◆ **Task brief**
Show every line that has the string "Percent" in it.

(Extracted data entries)
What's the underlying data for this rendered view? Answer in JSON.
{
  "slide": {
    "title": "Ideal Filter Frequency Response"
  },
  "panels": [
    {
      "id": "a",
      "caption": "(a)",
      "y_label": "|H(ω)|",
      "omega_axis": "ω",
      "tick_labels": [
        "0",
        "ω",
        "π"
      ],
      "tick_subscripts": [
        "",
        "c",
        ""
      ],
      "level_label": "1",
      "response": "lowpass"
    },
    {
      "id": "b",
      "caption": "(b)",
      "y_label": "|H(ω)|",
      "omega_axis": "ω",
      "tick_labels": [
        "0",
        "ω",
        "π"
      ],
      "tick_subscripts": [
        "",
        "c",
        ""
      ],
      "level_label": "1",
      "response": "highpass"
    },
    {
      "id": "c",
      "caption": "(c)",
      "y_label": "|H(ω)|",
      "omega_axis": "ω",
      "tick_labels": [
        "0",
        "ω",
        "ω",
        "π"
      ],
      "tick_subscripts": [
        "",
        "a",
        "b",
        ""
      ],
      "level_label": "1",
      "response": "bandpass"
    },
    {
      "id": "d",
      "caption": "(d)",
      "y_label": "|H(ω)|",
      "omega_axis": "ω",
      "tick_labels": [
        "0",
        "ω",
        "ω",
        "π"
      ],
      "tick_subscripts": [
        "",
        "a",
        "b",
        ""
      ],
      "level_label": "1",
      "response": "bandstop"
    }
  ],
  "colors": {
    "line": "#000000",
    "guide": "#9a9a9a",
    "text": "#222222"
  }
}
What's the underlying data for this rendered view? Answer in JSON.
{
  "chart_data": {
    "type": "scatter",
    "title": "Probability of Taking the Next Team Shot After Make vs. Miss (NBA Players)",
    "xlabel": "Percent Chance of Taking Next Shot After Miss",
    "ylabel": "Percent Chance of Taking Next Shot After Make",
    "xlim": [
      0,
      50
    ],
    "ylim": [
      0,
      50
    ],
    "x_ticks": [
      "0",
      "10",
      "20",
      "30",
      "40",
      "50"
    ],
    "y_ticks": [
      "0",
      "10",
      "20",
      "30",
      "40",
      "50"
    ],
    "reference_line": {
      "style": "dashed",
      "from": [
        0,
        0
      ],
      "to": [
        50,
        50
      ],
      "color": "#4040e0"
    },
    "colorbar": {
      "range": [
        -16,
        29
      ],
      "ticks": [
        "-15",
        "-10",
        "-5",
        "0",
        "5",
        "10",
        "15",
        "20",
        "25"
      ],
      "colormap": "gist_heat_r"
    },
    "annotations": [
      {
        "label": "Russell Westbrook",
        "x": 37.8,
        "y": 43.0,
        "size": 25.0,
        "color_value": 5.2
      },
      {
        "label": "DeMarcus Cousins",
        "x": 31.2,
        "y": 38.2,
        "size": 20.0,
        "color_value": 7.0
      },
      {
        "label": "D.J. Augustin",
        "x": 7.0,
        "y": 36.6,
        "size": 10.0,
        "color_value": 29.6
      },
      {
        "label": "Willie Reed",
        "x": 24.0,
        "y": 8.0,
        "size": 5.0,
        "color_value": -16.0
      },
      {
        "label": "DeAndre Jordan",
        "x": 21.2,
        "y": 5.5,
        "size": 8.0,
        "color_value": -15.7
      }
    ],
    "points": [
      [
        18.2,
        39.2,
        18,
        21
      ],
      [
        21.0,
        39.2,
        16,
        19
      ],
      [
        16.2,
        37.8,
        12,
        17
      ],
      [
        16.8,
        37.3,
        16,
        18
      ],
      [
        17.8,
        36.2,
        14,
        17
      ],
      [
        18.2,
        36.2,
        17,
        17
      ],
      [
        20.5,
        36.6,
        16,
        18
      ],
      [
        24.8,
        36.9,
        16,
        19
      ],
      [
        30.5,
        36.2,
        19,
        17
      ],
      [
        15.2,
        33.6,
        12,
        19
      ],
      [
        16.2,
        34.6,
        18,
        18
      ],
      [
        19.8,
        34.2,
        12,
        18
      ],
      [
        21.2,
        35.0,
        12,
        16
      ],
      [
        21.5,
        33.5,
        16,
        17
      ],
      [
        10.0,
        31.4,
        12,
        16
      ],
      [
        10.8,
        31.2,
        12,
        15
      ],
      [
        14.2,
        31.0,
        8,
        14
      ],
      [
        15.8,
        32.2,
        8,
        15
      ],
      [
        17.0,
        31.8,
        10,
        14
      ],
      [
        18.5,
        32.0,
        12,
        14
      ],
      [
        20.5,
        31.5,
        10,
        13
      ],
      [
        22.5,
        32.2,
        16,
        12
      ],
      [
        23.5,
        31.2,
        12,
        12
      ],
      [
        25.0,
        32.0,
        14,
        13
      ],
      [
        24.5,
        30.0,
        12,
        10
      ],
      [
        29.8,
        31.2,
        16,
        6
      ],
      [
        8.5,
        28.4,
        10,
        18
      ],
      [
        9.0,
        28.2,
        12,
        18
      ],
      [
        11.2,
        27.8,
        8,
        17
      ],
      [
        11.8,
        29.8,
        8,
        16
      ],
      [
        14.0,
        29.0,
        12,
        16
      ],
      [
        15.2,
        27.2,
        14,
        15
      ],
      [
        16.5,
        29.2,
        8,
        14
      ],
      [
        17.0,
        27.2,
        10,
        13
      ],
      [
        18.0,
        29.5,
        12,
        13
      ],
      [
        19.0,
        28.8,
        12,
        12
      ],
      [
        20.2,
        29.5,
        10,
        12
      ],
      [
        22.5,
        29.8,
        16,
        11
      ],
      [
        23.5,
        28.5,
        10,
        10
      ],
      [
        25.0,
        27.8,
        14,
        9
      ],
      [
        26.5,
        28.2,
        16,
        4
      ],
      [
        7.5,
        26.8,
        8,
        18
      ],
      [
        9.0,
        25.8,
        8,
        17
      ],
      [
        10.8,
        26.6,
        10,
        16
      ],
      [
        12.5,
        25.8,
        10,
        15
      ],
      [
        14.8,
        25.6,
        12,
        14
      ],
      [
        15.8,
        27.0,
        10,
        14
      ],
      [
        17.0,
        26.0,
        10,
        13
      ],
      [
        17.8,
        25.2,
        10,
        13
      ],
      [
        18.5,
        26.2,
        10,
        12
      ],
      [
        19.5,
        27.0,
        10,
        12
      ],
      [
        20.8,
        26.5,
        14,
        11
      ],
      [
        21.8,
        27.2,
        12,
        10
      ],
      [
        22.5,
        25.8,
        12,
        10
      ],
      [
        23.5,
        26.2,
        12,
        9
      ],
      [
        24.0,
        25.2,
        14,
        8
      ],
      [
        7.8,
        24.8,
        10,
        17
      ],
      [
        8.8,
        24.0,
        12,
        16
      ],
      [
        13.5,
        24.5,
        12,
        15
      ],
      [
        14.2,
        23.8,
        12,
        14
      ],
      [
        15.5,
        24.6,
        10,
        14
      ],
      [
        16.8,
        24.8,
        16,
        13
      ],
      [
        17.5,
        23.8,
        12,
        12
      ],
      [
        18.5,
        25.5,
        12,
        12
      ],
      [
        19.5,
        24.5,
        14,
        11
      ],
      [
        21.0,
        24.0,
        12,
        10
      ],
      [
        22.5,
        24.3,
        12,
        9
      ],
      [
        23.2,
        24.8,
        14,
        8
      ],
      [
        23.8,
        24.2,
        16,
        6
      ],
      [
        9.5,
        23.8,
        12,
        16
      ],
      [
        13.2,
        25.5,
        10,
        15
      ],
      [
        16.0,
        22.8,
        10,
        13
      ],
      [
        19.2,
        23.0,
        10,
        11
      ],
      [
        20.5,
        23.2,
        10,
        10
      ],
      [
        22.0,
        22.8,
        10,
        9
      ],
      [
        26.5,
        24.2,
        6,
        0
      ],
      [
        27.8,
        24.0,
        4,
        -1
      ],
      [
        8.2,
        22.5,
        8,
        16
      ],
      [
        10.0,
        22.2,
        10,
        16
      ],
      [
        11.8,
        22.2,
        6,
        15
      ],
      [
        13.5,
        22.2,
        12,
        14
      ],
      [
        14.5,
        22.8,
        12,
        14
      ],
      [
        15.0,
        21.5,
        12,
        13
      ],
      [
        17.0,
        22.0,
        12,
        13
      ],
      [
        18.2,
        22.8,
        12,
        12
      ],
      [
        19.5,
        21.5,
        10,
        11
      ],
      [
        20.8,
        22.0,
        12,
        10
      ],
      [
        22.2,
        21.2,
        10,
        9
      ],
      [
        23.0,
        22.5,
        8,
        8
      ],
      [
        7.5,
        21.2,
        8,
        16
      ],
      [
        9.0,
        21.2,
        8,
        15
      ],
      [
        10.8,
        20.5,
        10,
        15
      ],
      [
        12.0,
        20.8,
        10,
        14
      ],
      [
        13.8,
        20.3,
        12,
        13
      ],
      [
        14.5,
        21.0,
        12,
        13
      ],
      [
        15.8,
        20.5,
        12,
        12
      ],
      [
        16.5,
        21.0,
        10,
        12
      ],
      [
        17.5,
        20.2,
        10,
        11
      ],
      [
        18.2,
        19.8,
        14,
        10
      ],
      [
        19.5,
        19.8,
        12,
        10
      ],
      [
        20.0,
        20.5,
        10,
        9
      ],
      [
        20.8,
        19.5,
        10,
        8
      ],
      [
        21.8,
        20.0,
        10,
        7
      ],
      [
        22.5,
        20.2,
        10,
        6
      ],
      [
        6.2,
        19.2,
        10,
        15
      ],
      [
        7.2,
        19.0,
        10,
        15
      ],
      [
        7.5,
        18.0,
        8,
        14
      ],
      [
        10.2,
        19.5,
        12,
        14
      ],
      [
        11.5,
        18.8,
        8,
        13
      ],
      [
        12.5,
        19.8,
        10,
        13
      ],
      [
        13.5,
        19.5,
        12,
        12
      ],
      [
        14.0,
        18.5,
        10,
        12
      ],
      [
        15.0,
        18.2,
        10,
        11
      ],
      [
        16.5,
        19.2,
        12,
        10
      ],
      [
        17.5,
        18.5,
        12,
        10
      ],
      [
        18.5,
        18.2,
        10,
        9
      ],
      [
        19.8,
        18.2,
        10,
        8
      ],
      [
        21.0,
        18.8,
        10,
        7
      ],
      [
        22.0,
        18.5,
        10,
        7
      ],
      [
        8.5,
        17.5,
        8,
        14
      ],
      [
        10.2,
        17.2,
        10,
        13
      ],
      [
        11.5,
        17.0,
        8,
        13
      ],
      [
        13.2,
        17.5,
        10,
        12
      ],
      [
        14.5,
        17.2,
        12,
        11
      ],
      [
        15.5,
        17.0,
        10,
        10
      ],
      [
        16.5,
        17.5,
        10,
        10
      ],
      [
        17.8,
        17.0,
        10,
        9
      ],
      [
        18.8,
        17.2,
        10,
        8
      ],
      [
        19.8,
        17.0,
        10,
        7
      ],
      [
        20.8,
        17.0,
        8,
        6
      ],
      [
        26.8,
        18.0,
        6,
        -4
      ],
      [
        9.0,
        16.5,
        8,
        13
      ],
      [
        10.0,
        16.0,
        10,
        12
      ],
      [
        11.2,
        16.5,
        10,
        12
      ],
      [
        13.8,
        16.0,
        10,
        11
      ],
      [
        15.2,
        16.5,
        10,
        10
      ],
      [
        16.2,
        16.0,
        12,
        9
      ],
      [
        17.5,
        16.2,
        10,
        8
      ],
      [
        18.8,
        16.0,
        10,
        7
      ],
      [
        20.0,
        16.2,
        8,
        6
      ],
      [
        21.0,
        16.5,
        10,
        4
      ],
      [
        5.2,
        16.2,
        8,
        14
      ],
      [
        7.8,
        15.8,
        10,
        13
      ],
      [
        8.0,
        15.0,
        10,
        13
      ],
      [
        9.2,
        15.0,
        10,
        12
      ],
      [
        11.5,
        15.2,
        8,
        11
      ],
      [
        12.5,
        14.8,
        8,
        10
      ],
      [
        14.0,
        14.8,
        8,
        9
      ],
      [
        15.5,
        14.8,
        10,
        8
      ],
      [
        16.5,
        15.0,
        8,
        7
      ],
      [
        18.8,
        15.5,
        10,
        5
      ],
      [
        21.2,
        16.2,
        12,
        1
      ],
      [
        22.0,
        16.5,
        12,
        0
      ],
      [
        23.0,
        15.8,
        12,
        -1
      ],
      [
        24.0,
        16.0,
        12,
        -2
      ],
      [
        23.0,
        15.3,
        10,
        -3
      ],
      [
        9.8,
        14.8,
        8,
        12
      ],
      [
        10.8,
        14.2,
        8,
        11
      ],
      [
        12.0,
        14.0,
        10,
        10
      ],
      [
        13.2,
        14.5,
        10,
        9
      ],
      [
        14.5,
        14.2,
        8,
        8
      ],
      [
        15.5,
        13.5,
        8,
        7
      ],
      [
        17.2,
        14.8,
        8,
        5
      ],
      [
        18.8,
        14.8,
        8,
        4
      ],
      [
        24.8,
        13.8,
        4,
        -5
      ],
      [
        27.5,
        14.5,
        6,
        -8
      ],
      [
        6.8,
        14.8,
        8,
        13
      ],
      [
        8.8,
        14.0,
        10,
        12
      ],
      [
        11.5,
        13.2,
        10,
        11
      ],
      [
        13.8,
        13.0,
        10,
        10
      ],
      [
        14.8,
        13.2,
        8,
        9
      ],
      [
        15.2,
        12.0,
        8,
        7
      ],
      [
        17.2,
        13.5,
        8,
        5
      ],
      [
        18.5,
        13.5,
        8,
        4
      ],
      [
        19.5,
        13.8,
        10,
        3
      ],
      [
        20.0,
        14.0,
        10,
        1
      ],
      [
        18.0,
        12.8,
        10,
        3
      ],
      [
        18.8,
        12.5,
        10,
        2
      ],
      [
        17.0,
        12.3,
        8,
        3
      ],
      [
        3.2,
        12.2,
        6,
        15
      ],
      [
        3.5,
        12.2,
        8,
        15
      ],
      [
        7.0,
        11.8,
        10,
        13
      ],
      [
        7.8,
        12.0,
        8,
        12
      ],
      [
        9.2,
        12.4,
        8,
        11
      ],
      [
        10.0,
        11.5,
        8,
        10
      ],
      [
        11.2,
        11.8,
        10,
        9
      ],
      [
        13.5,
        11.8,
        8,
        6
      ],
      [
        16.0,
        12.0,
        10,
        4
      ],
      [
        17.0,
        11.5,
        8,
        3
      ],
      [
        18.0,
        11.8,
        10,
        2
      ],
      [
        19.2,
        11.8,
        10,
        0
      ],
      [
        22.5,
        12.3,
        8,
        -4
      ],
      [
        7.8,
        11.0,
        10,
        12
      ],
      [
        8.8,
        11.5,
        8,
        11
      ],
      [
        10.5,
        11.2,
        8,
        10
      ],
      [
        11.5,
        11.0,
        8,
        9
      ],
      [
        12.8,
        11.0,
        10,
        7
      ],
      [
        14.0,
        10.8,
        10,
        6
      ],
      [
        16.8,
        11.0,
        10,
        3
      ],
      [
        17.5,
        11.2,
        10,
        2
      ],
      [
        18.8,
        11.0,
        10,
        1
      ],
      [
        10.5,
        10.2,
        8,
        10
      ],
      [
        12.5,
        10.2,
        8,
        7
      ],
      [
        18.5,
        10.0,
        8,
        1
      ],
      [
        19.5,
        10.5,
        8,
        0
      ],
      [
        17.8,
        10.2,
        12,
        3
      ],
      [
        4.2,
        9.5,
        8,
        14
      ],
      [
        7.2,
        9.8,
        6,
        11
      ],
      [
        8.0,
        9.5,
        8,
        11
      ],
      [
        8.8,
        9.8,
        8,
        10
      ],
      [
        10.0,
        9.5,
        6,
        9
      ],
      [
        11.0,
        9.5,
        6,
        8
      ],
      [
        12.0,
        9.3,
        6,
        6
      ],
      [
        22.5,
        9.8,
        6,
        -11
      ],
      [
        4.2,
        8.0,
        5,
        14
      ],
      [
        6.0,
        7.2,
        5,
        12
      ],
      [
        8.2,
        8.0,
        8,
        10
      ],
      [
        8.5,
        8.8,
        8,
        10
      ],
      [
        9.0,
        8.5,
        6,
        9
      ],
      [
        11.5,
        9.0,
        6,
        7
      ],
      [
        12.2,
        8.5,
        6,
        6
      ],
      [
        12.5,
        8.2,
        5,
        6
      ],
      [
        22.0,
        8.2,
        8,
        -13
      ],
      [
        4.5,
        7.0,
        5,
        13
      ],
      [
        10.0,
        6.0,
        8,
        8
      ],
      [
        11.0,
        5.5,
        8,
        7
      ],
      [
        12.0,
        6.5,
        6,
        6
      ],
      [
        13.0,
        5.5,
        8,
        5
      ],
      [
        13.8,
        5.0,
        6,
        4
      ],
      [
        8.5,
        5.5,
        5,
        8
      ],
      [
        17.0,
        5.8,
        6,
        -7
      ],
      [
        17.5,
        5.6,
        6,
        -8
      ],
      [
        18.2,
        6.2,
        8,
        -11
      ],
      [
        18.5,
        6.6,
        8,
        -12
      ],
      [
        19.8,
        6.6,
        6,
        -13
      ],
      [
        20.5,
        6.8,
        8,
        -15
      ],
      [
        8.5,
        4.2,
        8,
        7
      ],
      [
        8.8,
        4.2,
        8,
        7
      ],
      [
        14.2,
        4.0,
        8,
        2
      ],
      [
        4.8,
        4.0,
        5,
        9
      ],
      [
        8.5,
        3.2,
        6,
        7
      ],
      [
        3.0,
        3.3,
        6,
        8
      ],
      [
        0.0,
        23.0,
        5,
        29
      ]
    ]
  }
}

◆ **Solution to the exercise**
    "xlabel": "Percent Chance of Taking Next Shot After Miss",
    "ylabel": "Percent Chance of Taking Next Shot After Make",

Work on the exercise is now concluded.